• [Task]
How many of the lines below include "right"? Give the number and no other words.

• [Record list]
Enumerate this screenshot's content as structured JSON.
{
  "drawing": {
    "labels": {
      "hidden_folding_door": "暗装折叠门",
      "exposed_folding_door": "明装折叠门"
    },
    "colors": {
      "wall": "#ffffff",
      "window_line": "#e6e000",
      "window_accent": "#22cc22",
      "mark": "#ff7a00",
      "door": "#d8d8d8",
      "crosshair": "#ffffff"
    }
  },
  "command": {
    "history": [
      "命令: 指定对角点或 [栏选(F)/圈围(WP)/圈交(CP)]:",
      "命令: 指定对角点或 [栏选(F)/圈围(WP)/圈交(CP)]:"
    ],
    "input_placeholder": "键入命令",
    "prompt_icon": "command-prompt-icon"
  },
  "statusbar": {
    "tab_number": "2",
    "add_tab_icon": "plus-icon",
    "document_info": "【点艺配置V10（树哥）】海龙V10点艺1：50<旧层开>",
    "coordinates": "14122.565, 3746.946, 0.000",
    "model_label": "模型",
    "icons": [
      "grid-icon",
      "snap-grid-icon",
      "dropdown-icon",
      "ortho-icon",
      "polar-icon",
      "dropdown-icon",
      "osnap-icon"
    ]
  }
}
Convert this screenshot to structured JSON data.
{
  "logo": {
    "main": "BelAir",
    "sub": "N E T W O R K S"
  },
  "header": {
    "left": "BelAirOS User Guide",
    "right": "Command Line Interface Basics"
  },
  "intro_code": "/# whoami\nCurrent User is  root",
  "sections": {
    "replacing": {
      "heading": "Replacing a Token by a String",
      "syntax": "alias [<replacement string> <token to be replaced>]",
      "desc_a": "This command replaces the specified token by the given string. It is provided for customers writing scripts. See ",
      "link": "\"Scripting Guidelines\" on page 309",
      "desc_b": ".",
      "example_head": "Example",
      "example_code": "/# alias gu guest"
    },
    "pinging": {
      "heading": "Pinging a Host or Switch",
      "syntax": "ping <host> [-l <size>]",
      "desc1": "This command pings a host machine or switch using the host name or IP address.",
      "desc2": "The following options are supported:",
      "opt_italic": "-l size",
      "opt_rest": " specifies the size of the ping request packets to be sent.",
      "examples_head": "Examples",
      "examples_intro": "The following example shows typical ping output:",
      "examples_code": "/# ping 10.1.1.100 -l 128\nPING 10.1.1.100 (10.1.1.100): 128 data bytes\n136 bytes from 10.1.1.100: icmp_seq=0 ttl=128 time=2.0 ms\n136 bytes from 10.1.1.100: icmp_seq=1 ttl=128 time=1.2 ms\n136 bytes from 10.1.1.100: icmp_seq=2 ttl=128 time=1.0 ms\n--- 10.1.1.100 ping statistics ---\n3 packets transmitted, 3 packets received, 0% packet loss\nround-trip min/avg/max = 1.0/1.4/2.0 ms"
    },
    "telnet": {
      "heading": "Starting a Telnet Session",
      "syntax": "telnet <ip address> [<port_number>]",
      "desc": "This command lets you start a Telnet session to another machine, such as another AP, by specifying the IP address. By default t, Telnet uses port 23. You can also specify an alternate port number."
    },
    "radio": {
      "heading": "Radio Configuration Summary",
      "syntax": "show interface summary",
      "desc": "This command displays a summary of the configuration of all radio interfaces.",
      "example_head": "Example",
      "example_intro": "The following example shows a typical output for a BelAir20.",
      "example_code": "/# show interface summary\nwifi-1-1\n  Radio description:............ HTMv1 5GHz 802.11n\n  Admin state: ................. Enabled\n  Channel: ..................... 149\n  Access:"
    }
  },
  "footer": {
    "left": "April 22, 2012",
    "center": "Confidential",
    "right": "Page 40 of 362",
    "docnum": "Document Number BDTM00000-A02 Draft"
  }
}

---

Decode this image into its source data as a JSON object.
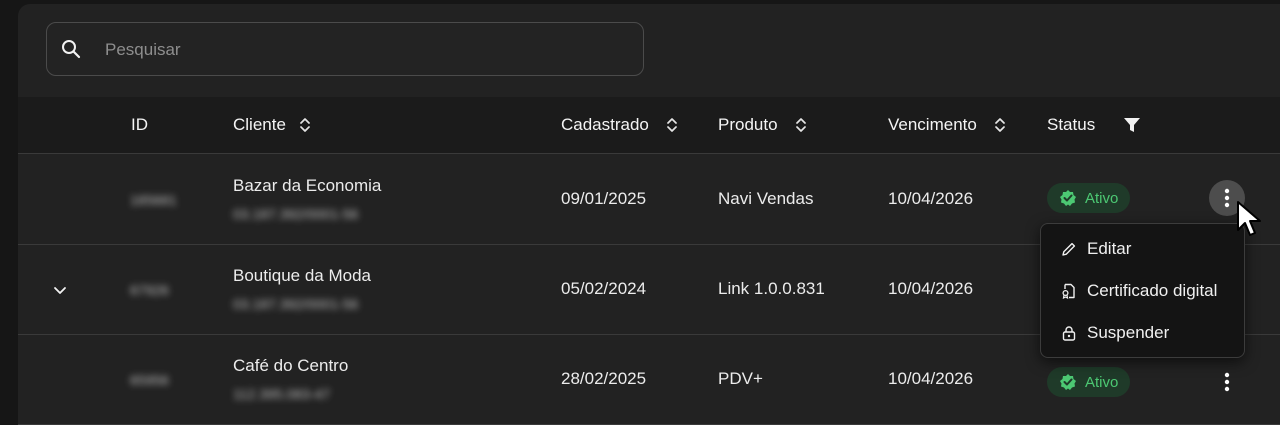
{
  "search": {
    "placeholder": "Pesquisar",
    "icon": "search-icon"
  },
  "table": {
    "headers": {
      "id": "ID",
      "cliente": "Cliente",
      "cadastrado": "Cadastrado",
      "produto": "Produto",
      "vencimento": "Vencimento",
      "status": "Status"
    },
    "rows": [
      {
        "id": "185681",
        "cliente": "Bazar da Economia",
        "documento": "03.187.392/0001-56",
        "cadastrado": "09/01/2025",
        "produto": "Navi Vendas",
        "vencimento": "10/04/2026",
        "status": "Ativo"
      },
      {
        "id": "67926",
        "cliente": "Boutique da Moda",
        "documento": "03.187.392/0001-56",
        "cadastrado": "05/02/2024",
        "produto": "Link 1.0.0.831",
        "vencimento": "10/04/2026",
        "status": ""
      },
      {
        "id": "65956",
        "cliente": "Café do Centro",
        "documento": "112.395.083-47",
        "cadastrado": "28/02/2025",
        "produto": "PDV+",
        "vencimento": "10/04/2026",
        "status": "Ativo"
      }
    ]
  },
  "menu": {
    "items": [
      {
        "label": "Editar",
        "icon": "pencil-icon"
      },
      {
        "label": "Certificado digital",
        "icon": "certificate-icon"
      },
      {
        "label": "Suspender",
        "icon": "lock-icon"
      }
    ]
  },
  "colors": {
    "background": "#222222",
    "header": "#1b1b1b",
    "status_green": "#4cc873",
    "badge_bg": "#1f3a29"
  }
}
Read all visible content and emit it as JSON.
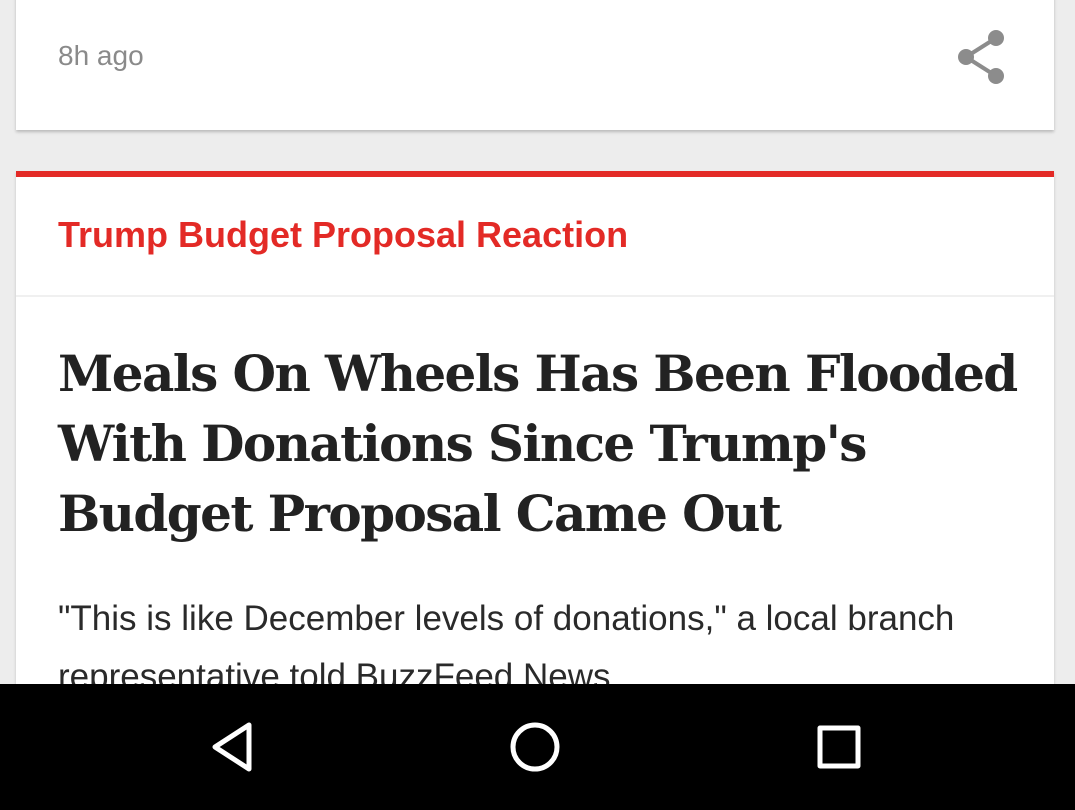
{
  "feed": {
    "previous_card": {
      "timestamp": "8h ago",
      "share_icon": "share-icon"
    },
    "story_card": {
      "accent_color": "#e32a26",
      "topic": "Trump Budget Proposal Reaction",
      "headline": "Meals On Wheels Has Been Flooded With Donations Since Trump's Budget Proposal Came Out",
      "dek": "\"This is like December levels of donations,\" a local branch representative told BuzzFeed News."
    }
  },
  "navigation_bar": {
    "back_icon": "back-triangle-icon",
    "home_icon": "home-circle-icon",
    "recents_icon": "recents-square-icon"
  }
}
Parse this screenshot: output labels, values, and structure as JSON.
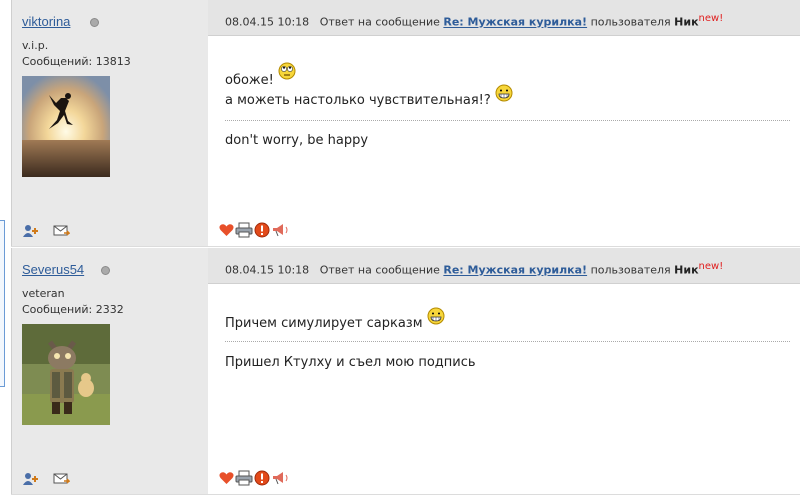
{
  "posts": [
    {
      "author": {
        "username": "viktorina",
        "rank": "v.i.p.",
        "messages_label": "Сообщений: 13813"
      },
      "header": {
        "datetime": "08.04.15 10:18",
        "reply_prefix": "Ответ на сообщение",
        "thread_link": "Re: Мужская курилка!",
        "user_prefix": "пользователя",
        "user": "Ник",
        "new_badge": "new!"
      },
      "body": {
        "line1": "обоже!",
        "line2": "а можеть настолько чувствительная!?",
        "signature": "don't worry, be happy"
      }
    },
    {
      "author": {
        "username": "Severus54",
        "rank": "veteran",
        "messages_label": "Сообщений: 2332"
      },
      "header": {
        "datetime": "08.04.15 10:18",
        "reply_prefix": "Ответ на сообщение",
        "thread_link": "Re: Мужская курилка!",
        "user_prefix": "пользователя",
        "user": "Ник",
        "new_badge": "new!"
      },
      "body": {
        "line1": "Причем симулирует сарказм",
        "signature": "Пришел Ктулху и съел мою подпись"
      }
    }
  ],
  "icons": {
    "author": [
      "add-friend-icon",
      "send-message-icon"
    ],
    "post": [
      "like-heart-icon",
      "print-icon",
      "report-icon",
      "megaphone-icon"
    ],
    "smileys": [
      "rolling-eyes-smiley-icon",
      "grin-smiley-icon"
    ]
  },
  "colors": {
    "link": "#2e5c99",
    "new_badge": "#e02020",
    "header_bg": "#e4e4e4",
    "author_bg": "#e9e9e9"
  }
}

* * *

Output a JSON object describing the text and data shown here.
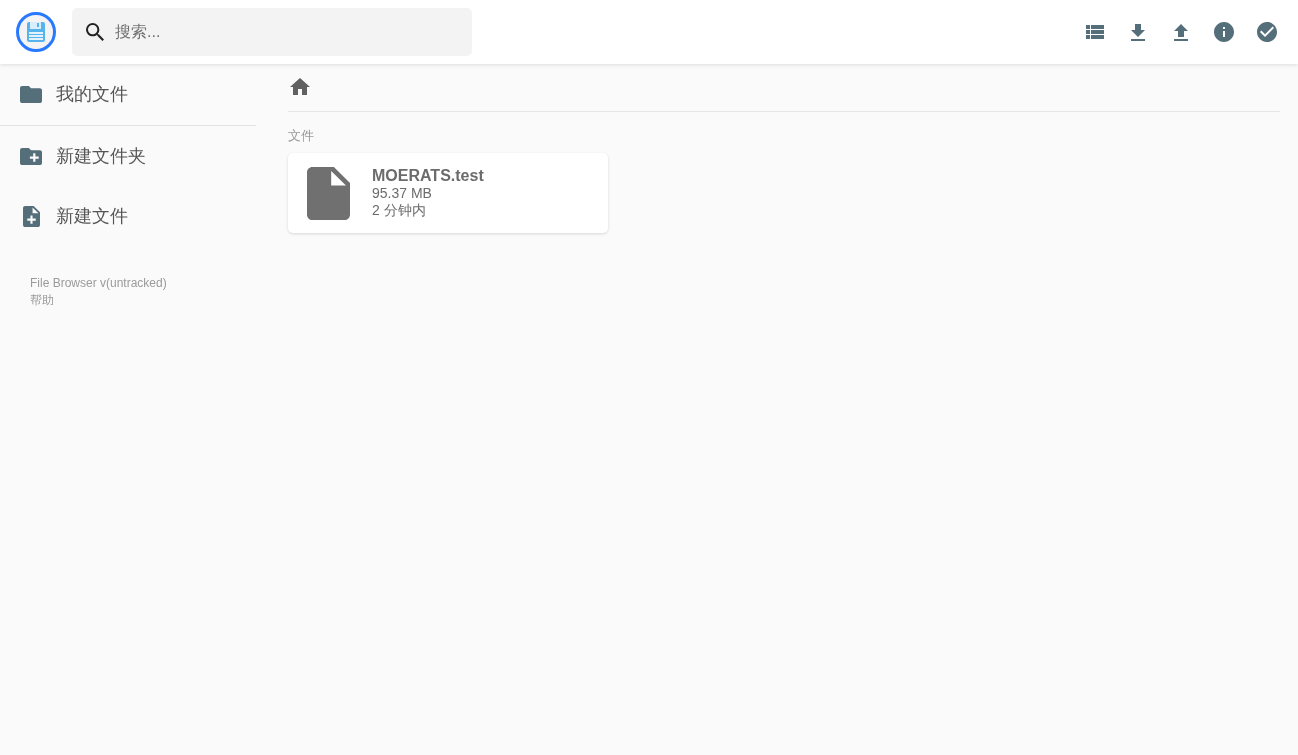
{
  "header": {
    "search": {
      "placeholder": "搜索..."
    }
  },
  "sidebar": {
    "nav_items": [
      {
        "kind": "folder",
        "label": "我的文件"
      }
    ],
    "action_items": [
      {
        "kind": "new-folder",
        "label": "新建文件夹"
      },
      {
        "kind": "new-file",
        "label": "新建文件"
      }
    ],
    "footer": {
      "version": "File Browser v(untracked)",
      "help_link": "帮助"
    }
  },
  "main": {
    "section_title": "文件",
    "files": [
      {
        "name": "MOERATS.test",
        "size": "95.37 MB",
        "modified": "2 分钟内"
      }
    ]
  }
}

• [Full output]
2